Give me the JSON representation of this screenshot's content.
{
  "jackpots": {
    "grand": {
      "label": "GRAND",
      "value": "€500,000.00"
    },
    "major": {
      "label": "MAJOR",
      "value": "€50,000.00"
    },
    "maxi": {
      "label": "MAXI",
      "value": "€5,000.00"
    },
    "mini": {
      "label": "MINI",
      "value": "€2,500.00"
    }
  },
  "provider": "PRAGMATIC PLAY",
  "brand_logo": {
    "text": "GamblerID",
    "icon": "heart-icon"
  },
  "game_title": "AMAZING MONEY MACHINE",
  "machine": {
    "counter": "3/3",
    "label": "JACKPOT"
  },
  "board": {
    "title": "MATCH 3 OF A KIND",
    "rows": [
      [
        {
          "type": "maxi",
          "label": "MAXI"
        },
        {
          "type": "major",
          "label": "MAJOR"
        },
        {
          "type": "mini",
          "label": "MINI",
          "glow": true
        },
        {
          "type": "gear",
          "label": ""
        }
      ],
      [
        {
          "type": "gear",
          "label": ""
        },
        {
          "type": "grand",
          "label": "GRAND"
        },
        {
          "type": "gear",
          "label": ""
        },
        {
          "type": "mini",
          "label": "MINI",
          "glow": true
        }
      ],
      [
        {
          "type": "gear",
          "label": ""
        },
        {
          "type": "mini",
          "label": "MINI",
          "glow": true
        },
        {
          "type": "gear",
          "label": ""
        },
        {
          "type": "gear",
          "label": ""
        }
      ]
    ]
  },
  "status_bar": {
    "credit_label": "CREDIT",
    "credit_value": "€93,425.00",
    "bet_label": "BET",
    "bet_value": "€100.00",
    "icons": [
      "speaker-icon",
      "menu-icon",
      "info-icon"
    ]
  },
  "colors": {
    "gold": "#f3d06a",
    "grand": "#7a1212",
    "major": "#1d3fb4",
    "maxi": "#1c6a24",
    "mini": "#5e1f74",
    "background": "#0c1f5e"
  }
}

--

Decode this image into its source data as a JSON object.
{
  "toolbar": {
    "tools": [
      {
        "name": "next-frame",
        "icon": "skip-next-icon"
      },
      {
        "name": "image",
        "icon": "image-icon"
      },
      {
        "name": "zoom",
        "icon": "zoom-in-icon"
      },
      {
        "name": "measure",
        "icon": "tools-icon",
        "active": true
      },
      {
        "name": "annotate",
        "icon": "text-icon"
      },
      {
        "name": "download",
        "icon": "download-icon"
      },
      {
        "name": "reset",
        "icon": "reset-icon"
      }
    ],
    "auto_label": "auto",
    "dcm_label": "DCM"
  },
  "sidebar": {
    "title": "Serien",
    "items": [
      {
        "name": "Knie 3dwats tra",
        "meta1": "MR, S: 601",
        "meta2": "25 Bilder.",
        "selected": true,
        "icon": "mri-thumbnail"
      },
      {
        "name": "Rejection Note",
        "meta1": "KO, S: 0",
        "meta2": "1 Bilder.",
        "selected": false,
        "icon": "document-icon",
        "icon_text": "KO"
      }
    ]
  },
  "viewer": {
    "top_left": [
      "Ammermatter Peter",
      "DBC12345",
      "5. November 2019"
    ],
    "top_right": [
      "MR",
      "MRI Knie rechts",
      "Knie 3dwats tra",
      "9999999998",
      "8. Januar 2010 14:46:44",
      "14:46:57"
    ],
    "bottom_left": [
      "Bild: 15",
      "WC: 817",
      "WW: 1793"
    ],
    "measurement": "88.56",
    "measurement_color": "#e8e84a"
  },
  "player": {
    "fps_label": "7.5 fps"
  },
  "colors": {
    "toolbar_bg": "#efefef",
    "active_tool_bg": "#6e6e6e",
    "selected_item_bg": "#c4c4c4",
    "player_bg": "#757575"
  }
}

* **Given request**: Which lines contain "JSON"? Copy each of them.

* **Final result**:
Give me the JSON representation of this screenshot's content.
Decode this image into its source data as a JSON object.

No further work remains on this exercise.